-- What you will do --
Copy the rows between the line containing "Patent image size: (389, 401)." and the line containing "The lugs 67 is at (160, 129).", inclusive, reproducing each one without any change.

☆ ☆ ☆ ☆

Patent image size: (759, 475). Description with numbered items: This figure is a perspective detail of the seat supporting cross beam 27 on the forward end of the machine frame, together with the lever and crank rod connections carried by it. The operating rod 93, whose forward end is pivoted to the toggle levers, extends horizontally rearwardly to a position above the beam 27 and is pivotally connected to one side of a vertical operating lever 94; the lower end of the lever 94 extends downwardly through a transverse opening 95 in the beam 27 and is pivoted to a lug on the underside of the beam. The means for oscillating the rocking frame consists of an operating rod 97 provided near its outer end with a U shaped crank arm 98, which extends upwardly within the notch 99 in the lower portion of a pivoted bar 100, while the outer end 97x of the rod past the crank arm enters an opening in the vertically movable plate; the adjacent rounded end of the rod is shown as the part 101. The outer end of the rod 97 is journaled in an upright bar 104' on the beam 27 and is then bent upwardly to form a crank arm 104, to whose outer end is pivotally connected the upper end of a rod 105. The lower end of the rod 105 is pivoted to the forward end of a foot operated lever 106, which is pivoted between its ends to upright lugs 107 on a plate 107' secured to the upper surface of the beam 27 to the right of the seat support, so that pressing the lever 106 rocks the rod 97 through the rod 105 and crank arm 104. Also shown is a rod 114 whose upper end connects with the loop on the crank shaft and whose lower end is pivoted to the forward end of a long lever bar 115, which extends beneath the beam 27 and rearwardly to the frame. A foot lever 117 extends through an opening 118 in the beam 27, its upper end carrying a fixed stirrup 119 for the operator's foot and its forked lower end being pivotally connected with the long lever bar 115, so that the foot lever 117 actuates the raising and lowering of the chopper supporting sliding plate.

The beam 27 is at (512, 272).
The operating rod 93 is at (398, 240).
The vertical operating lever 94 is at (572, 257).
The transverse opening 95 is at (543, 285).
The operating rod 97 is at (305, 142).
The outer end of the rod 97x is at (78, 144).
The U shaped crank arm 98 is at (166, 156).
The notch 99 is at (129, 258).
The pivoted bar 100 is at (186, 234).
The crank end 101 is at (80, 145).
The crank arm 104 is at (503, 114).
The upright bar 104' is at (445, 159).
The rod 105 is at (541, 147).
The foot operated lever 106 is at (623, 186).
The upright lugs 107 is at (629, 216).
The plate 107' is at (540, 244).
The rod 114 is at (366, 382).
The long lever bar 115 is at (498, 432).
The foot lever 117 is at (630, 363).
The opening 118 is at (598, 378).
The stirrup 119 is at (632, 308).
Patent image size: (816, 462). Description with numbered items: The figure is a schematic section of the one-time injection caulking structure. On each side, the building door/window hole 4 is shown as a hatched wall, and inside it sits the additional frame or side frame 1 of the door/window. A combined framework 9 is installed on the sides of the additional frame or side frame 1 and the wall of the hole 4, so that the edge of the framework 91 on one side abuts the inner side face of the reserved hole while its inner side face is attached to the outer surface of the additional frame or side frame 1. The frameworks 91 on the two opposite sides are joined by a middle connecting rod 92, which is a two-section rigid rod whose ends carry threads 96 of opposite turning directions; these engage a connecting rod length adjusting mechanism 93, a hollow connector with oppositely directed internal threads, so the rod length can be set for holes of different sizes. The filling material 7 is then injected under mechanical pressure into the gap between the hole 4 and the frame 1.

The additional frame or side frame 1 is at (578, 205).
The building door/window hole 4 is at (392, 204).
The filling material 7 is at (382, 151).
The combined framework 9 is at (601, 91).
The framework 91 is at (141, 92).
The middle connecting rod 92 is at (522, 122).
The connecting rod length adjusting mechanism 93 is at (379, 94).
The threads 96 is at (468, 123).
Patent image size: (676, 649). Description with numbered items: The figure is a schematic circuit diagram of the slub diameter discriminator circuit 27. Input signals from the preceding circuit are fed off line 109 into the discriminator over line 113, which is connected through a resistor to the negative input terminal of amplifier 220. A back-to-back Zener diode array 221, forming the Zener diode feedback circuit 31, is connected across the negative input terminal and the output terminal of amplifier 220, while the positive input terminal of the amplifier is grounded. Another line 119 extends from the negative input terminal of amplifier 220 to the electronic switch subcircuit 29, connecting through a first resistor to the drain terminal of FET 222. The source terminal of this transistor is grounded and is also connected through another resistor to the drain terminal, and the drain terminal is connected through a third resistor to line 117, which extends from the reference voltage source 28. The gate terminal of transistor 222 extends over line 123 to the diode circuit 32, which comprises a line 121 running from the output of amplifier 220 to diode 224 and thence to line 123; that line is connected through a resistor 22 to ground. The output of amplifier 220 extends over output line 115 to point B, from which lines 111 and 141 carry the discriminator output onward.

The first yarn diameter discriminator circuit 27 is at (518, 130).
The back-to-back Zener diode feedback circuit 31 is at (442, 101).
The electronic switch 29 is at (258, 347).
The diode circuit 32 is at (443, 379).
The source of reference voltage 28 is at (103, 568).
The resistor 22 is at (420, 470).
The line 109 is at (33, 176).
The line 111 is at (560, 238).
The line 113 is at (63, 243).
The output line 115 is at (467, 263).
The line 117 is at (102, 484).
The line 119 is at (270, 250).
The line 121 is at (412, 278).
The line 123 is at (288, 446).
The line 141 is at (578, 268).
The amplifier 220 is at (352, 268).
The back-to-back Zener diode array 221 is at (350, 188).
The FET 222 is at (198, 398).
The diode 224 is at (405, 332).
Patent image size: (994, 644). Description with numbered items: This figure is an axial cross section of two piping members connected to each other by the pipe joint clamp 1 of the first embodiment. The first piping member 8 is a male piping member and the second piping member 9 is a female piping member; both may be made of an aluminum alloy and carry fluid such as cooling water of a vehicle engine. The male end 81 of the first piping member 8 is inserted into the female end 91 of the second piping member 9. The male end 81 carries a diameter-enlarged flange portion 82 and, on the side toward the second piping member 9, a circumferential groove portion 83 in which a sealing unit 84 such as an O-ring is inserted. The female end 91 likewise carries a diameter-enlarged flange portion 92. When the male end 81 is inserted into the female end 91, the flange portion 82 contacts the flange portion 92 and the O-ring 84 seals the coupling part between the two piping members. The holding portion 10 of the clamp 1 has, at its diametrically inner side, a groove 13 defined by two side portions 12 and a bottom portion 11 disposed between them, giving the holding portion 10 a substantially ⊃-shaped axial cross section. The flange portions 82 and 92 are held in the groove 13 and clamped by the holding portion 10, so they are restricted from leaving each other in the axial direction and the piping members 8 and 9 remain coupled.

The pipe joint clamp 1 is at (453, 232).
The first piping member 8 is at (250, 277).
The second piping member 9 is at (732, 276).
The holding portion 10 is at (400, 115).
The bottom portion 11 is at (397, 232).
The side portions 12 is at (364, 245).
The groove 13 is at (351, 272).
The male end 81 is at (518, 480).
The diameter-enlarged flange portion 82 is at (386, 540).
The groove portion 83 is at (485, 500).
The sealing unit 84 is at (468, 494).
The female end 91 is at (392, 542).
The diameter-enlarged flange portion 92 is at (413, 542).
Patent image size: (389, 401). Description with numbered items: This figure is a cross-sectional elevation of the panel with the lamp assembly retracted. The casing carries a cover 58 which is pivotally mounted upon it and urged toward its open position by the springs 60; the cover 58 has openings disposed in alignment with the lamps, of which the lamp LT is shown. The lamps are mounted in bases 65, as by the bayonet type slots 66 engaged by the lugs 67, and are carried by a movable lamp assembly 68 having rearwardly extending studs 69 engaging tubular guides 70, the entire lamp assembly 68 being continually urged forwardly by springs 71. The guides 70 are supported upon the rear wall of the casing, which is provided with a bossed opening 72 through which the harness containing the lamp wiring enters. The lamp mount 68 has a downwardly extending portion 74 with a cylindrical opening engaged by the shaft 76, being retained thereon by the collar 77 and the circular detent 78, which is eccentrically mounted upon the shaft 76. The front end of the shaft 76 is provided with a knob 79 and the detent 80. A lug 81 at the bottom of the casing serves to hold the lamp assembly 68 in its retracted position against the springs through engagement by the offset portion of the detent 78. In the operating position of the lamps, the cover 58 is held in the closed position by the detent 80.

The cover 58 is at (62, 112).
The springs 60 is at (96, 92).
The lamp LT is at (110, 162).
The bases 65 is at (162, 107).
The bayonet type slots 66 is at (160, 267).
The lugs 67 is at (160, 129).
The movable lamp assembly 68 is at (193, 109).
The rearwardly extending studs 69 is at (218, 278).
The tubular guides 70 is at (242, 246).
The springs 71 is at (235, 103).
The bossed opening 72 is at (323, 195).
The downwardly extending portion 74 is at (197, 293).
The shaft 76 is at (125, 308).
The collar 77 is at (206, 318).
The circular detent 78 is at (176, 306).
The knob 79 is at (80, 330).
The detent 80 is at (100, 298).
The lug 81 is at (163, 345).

☆ ☆ ☆ ☆

-- Expected answer --
Patent image size: (389, 401). Description with numbered items: This figure is a cross-sectional elevation of the panel with the lamp assembly retracted. The casing carries a cover 58 which is pivotally mounted upon it and urged toward its open position by the springs 60; the cover 58 has openings disposed in alignment with the lamps, of which the lamp LT is shown. The lamps are mounted in bases 65, as by the bayonet type slots 66 engaged by the lugs 67, and are carried by a movable lamp assembly 68 having rearwardly extending studs 69 engaging tubular guides 70, the entire lamp assembly 68 being continually urged forwardly by springs 71. The guides 70 are supported upon the rear wall of the casing, which is provided with a bossed opening 72 through which the harness containing the lamp wiring enters. The lamp mount 68 has a downwardly extending portion 74 with a cylindrical opening engaged by the shaft 76, being retained thereon by the collar 77 and the circular detent 78, which is eccentrically mounted upon the shaft 76. The front end of the shaft 76 is provided with a knob 79 and the detent 80. A lug 81 at the bottom of the casing serves to hold the lamp assembly 68 in its retracted position against the springs through engagement by the offset portion of the detent 78. In the operating position of the lamps, the cover 58 is held in the closed position by the detent 80.

The cover 58 is at (62, 112).
The springs 60 is at (96, 92).
The lamp LT is at (110, 162).
The bases 65 is at (162, 107).
The bayonet type slots 66 is at (160, 267).
The lugs 67 is at (160, 129).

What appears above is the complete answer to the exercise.